Starting at the first line, reproduce the listing below in full, exactly as given.

++++

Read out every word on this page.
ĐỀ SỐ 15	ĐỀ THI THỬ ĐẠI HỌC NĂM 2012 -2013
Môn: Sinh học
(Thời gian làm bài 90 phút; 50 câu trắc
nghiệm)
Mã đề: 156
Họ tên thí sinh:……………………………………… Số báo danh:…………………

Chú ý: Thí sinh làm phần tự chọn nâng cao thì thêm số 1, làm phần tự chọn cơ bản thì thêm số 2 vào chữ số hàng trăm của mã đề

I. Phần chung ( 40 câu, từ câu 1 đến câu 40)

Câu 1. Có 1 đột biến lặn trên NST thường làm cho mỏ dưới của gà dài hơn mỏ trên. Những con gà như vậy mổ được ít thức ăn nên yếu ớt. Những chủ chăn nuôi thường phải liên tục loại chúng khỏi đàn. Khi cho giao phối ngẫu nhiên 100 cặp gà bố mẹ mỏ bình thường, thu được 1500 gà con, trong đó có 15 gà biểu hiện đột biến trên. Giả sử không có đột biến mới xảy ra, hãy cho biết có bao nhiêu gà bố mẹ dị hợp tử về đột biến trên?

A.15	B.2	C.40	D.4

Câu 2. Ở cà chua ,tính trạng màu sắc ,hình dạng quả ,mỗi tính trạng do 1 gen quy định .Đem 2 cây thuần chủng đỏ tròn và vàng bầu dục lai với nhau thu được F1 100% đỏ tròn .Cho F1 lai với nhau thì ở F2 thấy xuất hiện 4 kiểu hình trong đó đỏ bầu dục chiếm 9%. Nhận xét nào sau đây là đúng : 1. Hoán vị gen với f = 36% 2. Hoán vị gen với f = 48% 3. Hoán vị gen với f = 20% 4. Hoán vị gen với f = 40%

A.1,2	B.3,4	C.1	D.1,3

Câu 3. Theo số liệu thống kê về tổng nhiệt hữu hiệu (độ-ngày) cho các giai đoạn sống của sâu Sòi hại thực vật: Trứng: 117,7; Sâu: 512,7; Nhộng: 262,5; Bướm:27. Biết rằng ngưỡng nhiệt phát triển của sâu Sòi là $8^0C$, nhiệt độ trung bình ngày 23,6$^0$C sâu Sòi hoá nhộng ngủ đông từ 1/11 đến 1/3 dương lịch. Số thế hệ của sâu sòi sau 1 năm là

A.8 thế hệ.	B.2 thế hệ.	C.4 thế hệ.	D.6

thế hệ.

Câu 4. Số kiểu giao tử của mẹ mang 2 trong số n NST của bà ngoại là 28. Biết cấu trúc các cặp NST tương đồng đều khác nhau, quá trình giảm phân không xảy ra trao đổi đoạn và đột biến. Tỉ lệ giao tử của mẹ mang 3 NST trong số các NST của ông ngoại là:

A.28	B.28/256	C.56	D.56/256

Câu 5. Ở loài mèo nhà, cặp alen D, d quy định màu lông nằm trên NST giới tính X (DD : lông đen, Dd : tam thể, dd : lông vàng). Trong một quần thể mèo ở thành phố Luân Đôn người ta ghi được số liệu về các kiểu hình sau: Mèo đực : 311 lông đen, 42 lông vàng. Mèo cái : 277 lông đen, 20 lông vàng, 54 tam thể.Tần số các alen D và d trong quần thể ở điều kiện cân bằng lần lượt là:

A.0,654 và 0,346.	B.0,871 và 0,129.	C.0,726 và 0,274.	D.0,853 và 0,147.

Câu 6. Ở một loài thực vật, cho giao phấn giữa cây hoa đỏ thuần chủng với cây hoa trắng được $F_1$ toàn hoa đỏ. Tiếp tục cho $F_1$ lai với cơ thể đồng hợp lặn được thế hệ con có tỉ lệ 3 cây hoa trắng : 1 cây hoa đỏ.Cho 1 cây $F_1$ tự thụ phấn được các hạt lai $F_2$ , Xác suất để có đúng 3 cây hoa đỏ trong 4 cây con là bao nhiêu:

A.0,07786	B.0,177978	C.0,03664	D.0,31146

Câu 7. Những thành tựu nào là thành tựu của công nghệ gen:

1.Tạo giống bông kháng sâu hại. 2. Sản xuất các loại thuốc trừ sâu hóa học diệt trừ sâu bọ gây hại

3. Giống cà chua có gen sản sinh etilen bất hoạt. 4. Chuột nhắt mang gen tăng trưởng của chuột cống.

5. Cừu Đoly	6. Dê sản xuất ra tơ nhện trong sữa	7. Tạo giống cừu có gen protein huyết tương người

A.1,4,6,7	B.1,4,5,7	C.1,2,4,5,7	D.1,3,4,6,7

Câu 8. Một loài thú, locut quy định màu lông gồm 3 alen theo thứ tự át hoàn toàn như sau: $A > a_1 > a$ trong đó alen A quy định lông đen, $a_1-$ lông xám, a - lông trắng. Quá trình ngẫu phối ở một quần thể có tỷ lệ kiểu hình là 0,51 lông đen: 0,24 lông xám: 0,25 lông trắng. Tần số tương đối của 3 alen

++++

## EXPECTED ANSWER
Read out every word on this page.
ĐỀ SỐ 15	ĐỀ THI THỬ ĐẠI HỌC NĂM 2012 -2013
Môn: Sinh học
(Thời gian làm bài 90 phút; 50 câu trắc
nghiệm)
Mã đề: 156
Họ tên thí sinh:……………………………………… Số báo danh:…………………

Chú ý: Thí sinh làm phần tự chọn nâng cao thì thêm số 1, làm phần tự chọn cơ bản thì thêm số 2 vào chữ số hàng trăm của mã đề

I. Phần chung ( 40 câu, từ câu 1 đến câu 40)

Câu 1. Có 1 đột biến lặn trên NST thường làm cho mỏ dưới của gà dài hơn mỏ trên. Những con gà như vậy mổ được ít thức ăn nên yếu ớt. Những chủ chăn nuôi thường phải liên tục loại chúng khỏi đàn. Khi cho giao phối ngẫu nhiên 100 cặp gà bố mẹ mỏ bình thường, thu được 1500 gà con, trong đó có 15 gà biểu hiện đột biến trên. Giả sử không có đột biến mới xảy ra, hãy cho biết có bao nhiêu gà bố mẹ dị hợp tử về đột biến trên?

A.15	B.2	C.40	D.4

Câu 2. Ở cà chua ,tính trạng màu sắc ,hình dạng quả ,mỗi tính trạng do 1 gen quy định .Đem 2 cây thuần chủng đỏ tròn và vàng bầu dục lai với nhau thu được F1 100% đỏ tròn .Cho F1 lai với nhau thì ở F2 thấy xuất hiện 4 kiểu hình trong đó đỏ bầu dục chiếm 9%. Nhận xét nào sau đây là đúng : 1. Hoán vị gen với f = 36% 2. Hoán vị gen với f = 48% 3. Hoán vị gen với f = 20% 4. Hoán vị gen với f = 40%

A.1,2	B.3,4	C.1	D.1,3

Câu 3. Theo số liệu thống kê về tổng nhiệt hữu hiệu (độ-ngày) cho các giai đoạn sống của sâu Sòi hại thực vật: Trứng: 117,7; Sâu: 512,7; Nhộng: 262,5; Bướm:27. Biết rằng ngưỡng nhiệt phát triển của sâu Sòi là $8^0C$, nhiệt độ trung bình ngày 23,6$^0$C sâu Sòi hoá nhộng ngủ đông từ 1/11 đến 1/3 dương lịch. Số thế hệ của sâu sòi sau 1 năm là

A.8 thế hệ.	B.2 thế hệ.	C.4 thế hệ.	D.6

thế hệ.

Câu 4. Số kiểu giao tử của mẹ mang 2 trong số n NST của bà ngoại là 28. Biết cấu trúc các cặp NST tương đồng đều khác nhau, quá trình giảm phân không xảy ra trao đổi đoạn và đột biến. Tỉ lệ giao tử của mẹ mang 3 NST trong số các NST của ông ngoại là:

A.28	B.28/256	C.56	D.56/256

Câu 5. Ở loài mèo nhà, cặp alen D, d quy định màu lông nằm trên NST giới tính X (DD : lông đen, Dd : tam thể, dd : lông vàng). Trong một quần thể mèo ở thành phố Luân Đôn người ta ghi được số liệu về các kiểu hình sau: Mèo đực : 311 lông đen, 42 lông vàng. Mèo cái : 277 lông đen, 20 lông vàng, 54 tam thể.Tần số các alen D và d trong quần thể ở điều kiện cân bằng lần lượt là:

A.0,654 và 0,346.	B.0,871 và 0,129.	C.0,726 và 0,274.	D.0,853 và 0,147.

Câu 6. Ở một loài thực vật, cho giao phấn giữa cây hoa đỏ thuần chủng với cây hoa trắng được $F_1$ toàn hoa đỏ. Tiếp tục cho $F_1$ lai với cơ thể đồng hợp lặn được thế hệ con có tỉ lệ 3 cây hoa trắng : 1 cây hoa đỏ.Cho 1 cây $F_1$ tự thụ phấn được các hạt lai $F_2$ , Xác suất để có đúng 3 cây hoa đỏ trong 4 cây con là bao nhiêu:

A.0,07786	B.0,177978	C.0,03664	D.0,31146

Câu 7. Những thành tựu nào là thành tựu của công nghệ gen:

1.Tạo giống bông kháng sâu hại. 2. Sản xuất các loại thuốc trừ sâu hóa học diệt trừ sâu bọ gây hại

3. Giống cà chua có gen sản sinh etilen bất hoạt. 4. Chuột nhắt mang gen tăng trưởng của chuột cống.

5. Cừu Đoly	6. Dê sản xuất ra tơ nhện trong sữa	7. Tạo giống cừu có gen protein huyết tương người

A.1,4,6,7	B.1,4,5,7	C.1,2,4,5,7	D.1,3,4,6,7

Câu 8. Một loài thú, locut quy định màu lông gồm 3 alen theo thứ tự át hoàn toàn như sau: $A > a_1 > a$ trong đó alen A quy định lông đen, $a_1-$ lông xám, a - lông trắng. Quá trình ngẫu phối ở một quần thể có tỷ lệ kiểu hình là 0,51 lông đen: 0,24 lông xám: 0,25 lông trắng. Tần số tương đối của 3 alen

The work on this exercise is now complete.